— START Provided records —
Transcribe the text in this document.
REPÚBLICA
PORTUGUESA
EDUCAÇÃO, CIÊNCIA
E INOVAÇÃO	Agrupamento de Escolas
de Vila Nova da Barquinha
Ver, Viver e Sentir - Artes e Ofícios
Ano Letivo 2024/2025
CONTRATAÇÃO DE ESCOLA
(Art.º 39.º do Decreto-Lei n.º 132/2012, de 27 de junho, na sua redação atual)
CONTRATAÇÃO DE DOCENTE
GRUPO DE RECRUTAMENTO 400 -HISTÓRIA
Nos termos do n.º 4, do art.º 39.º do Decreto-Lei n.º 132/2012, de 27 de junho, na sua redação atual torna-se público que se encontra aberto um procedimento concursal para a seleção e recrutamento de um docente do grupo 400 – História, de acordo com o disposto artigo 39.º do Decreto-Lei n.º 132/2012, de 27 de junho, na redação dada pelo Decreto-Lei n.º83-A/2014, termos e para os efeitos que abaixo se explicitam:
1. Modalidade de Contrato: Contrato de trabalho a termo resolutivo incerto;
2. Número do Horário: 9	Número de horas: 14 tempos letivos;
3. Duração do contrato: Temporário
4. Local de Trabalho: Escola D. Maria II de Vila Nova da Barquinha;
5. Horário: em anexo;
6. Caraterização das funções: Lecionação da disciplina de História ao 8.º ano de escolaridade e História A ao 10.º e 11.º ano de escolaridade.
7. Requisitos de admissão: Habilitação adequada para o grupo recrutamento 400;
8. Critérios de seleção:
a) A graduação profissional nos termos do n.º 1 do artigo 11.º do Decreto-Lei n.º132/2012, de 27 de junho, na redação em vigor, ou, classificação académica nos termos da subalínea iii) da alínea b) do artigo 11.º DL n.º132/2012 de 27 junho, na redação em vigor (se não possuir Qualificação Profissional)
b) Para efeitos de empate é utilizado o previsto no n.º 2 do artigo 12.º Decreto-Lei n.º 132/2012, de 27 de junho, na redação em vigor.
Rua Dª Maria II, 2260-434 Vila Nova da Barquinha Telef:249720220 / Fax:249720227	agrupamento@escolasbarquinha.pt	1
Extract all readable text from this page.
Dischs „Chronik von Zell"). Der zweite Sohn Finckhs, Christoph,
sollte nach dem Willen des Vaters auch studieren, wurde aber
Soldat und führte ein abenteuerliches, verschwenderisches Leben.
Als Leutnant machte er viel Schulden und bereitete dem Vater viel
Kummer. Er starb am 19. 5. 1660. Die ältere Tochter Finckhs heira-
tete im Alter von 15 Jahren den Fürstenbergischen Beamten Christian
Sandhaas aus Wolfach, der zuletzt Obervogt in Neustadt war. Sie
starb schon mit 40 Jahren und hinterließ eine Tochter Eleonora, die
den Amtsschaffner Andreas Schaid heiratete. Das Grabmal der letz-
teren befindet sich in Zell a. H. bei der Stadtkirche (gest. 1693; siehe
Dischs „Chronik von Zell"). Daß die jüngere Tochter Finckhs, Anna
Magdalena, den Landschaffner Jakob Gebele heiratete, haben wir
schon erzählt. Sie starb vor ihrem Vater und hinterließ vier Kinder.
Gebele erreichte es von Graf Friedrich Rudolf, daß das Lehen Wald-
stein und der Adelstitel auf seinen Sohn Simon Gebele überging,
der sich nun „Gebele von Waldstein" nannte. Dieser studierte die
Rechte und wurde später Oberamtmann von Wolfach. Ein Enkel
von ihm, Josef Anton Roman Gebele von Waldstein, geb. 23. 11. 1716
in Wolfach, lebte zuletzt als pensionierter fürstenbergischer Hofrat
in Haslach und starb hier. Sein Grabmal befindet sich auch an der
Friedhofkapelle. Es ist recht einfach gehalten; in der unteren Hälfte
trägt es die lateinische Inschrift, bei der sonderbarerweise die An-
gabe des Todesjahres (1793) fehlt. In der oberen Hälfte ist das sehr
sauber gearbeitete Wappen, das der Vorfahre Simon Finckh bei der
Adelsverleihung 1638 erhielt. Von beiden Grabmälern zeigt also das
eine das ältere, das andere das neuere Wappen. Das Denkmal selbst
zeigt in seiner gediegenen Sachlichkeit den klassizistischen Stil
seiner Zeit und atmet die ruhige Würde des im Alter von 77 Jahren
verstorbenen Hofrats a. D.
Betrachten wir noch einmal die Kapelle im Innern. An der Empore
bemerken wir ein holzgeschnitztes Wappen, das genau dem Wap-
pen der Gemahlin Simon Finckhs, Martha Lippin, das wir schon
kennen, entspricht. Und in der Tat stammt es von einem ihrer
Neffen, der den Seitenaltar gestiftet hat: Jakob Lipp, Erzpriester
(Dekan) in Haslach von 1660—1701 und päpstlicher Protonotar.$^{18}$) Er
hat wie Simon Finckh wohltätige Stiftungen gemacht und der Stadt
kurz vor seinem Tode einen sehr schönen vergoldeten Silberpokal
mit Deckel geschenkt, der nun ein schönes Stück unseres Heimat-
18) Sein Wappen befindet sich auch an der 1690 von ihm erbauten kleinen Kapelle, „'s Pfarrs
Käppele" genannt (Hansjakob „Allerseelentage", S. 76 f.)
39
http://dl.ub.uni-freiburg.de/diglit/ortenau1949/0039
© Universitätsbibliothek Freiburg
— END Provided records —
Repeat the material from above exactly, word for word.

Transcribe the text in this document.
REPÚBLICA
PORTUGUESA
EDUCAÇÃO, CIÊNCIA
E INOVAÇÃO	Agrupamento de Escolas
de Vila Nova da Barquinha
Ver, Viver e Sentir - Artes e Ofícios
Ano Letivo 2024/2025
CONTRATAÇÃO DE ESCOLA
(Art.º 39.º do Decreto-Lei n.º 132/2012, de 27 de junho, na sua redação atual)
CONTRATAÇÃO DE DOCENTE
GRUPO DE RECRUTAMENTO 400 -HISTÓRIA
Nos termos do n.º 4, do art.º 39.º do Decreto-Lei n.º 132/2012, de 27 de junho, na sua redação atual torna-se público que se encontra aberto um procedimento concursal para a seleção e recrutamento de um docente do grupo 400 – História, de acordo com o disposto artigo 39.º do Decreto-Lei n.º 132/2012, de 27 de junho, na redação dada pelo Decreto-Lei n.º83-A/2014, termos e para os efeitos que abaixo se explicitam:
1. Modalidade de Contrato: Contrato de trabalho a termo resolutivo incerto;
2. Número do Horário: 9	Número de horas: 14 tempos letivos;
3. Duração do contrato: Temporário
4. Local de Trabalho: Escola D. Maria II de Vila Nova da Barquinha;
5. Horário: em anexo;
6. Caraterização das funções: Lecionação da disciplina de História ao 8.º ano de escolaridade e História A ao 10.º e 11.º ano de escolaridade.
7. Requisitos de admissão: Habilitação adequada para o grupo recrutamento 400;
8. Critérios de seleção:
a) A graduação profissional nos termos do n.º 1 do artigo 11.º do Decreto-Lei n.º132/2012, de 27 de junho, na redação em vigor, ou, classificação académica nos termos da subalínea iii) da alínea b) do artigo 11.º DL n.º132/2012 de 27 junho, na redação em vigor (se não possuir Qualificação Profissional)
b) Para efeitos de empate é utilizado o previsto no n.º 2 do artigo 12.º Decreto-Lei n.º 132/2012, de 27 de junho, na redação em vigor.
Rua Dª Maria II, 2260-434 Vila Nova da Barquinha Telef:249720220 / Fax:249720227	agrupamento@escolasbarquinha.pt	1
Extract all readable text from this page.
Dischs „Chronik von Zell"). Der zweite Sohn Finckhs, Christoph,
sollte nach dem Willen des Vaters auch studieren, wurde aber
Soldat und führte ein abenteuerliches, verschwenderisches Leben.
Als Leutnant machte er viel Schulden und bereitete dem Vater viel
Kummer. Er starb am 19. 5. 1660. Die ältere Tochter Finckhs heira-
tete im Alter von 15 Jahren den Fürstenbergischen Beamten Christian
Sandhaas aus Wolfach, der zuletzt Obervogt in Neustadt war. Sie
starb schon mit 40 Jahren und hinterließ eine Tochter Eleonora, die
den Amtsschaffner Andreas Schaid heiratete. Das Grabmal der letz-
teren befindet sich in Zell a. H. bei der Stadtkirche (gest. 1693; siehe
Dischs „Chronik von Zell"). Daß die jüngere Tochter Finckhs, Anna
Magdalena, den Landschaffner Jakob Gebele heiratete, haben wir
schon erzählt. Sie starb vor ihrem Vater und hinterließ vier Kinder.
Gebele erreichte es von Graf Friedrich Rudolf, daß das Lehen Wald-
stein und der Adelstitel auf seinen Sohn Simon Gebele überging,
der sich nun „Gebele von Waldstein" nannte. Dieser studierte die
Rechte und wurde später Oberamtmann von Wolfach. Ein Enkel
von ihm, Josef Anton Roman Gebele von Waldstein, geb. 23. 11. 1716
in Wolfach, lebte zuletzt als pensionierter fürstenbergischer Hofrat
in Haslach und starb hier. Sein Grabmal befindet sich auch an der
Friedhofkapelle. Es ist recht einfach gehalten; in der unteren Hälfte
trägt es die lateinische Inschrift, bei der sonderbarerweise die An-
gabe des Todesjahres (1793) fehlt. In der oberen Hälfte ist das sehr
sauber gearbeitete Wappen, das der Vorfahre Simon Finckh bei der
Adelsverleihung 1638 erhielt. Von beiden Grabmälern zeigt also das
eine das ältere, das andere das neuere Wappen. Das Denkmal selbst
zeigt in seiner gediegenen Sachlichkeit den klassizistischen Stil
seiner Zeit und atmet die ruhige Würde des im Alter von 77 Jahren
verstorbenen Hofrats a. D.
Betrachten wir noch einmal die Kapelle im Innern. An der Empore
bemerken wir ein holzgeschnitztes Wappen, das genau dem Wap-
pen der Gemahlin Simon Finckhs, Martha Lippin, das wir schon
kennen, entspricht. Und in der Tat stammt es von einem ihrer
Neffen, der den Seitenaltar gestiftet hat: Jakob Lipp, Erzpriester
(Dekan) in Haslach von 1660—1701 und päpstlicher Protonotar.$^{18}$) Er
hat wie Simon Finckh wohltätige Stiftungen gemacht und der Stadt
kurz vor seinem Tode einen sehr schönen vergoldeten Silberpokal
mit Deckel geschenkt, der nun ein schönes Stück unseres Heimat-
18) Sein Wappen befindet sich auch an der 1690 von ihm erbauten kleinen Kapelle, „'s Pfarrs
Käppele" genannt (Hansjakob „Allerseelentage", S. 76 f.)
39
http://dl.ub.uni-freiburg.de/diglit/ortenau1949/0039
© Universitätsbibliothek Freiburg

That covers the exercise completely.